### WORK INSTRUCTIONS
Find each line with the word "principalis" in it, then give the total alone.

### DATA SHOWN
***

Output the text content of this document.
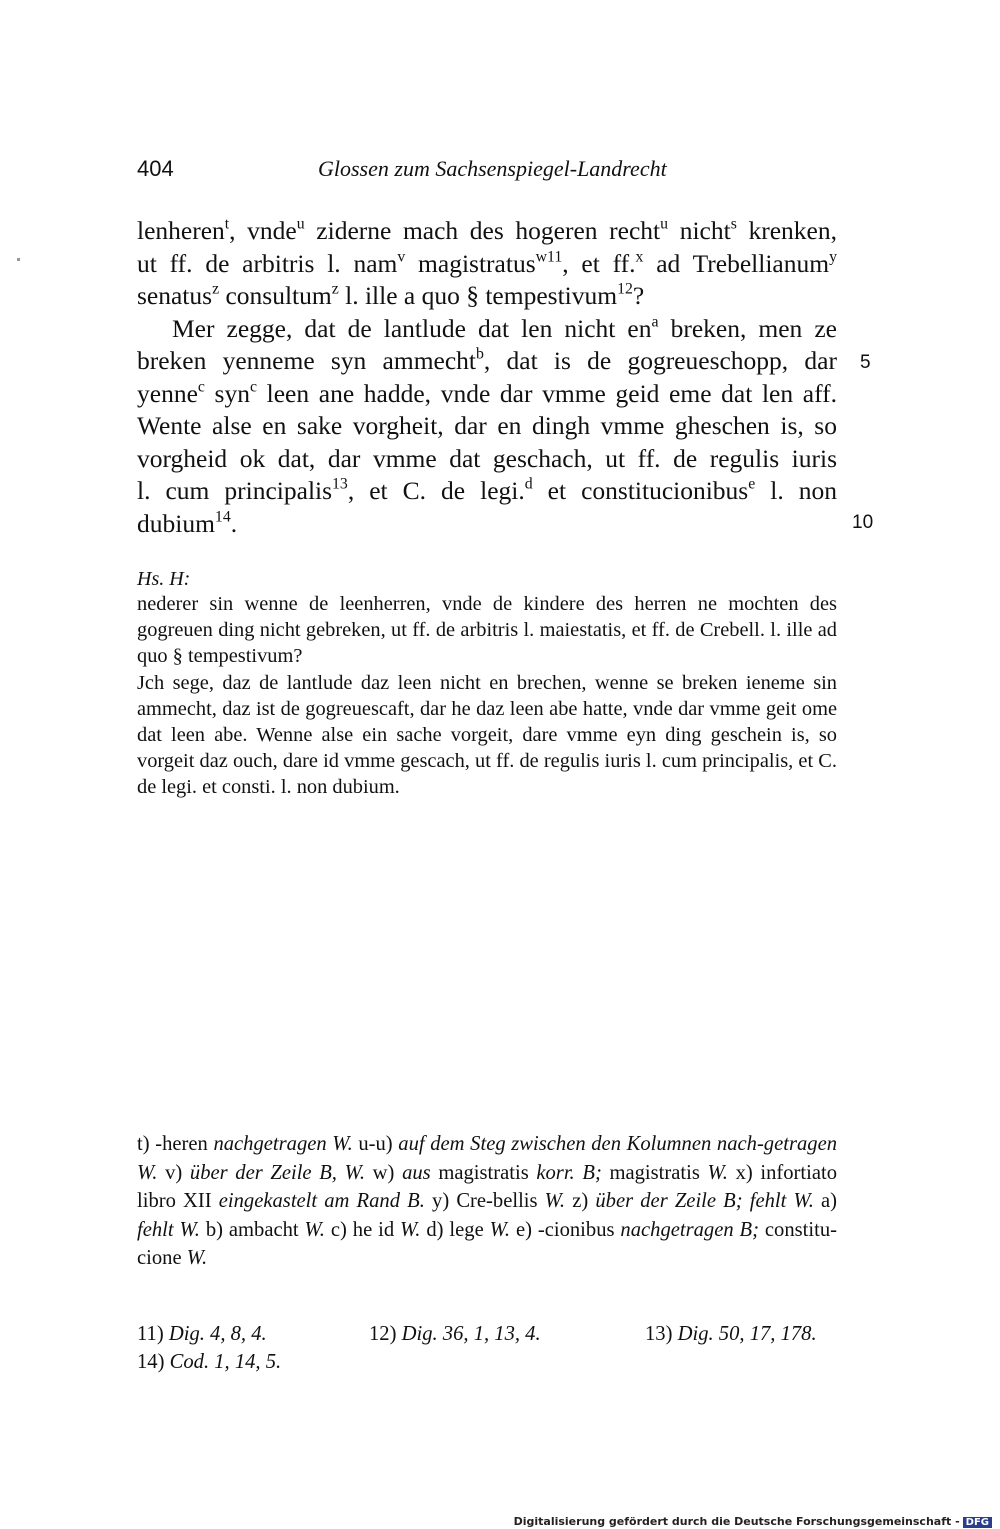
404	Glossen zum Sachsenspiegel-Landrecht

lenheren$^t$, vnde$^u$ ziderne mach des hogeren recht$^u$ nicht$^s$ krenken,

ut ff. de arbitris l. nam$^v$ magistratus$^{w11}$, et ff.$^x$ ad Trebellianum$^y$

senatus$^z$ consultum$^z$ l. ille a quo § tempestivum$^{12}$?

Mer zegge, dat de lantlude dat len nicht $en^a$ breken, men ze

breken yenneme syn ammecht$^b$, dat is de gogreueschopp, dar

yenne$^c$ syn$^c$ leen ane hadde, vnde dar vmme geid eme dat len aff.

Wente alse en sake vorgheit, dar en dingh vmme gheschen is, so

vorgheid ok dat, dar vmme dat geschach, ut ff. de regulis iuris

l. cum principalis$^{13}$, et C. de legi.$^d$ et constitucionibus$^e$ l. non

dubium$^{14}$.

5
10
Hs. H:

nederer sin wenne de leenherren, vnde de kindere des herren ne mochten des gogreuen ding nicht gebreken, ut ff. de arbitris l. maiestatis, et ff. de Crebell. l. ille ad quo § tempestivum?

Jch sege, daz de lantlude daz leen nicht en brechen, wenne se breken ieneme sin ammecht, daz ist de gogreuescaft, dar he daz leen abe hatte, vnde dar vmme geit ome dat leen abe. Wenne alse ein sache vorgeit, dare vmme eyn ding geschein is, so vorgeit daz ouch, dare id vmme gescach, ut ff. de regulis iuris l. cum principalis, et C. de legi. et consti. l. non dubium.

t) -heren nachgetragen W. u-u) auf dem Steg zwischen den Kolumnen nach-getragen W. v) über der Zeile B, W. w) aus magistratis korr. B; magistratis W. x) infortiato libro XII eingekastelt am Rand B. y) Cre-bellis W. z) über der Zeile B; fehlt W. a) fehlt W. b) ambacht W. c) he id W. d) lege W. e) -cionibus nachgetragen B; constitu-cione W.
11) Dig. 4, 8, 4.	12) Dig. 36, 1, 13, 4.	13) Dig. 50, 17, 178.
14) Cod. 1, 14, 5.
Digitalisierung gefördert durch die Deutsche Forschungsgemeinschaft - DFG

***

### FINISHED EXERCISE
2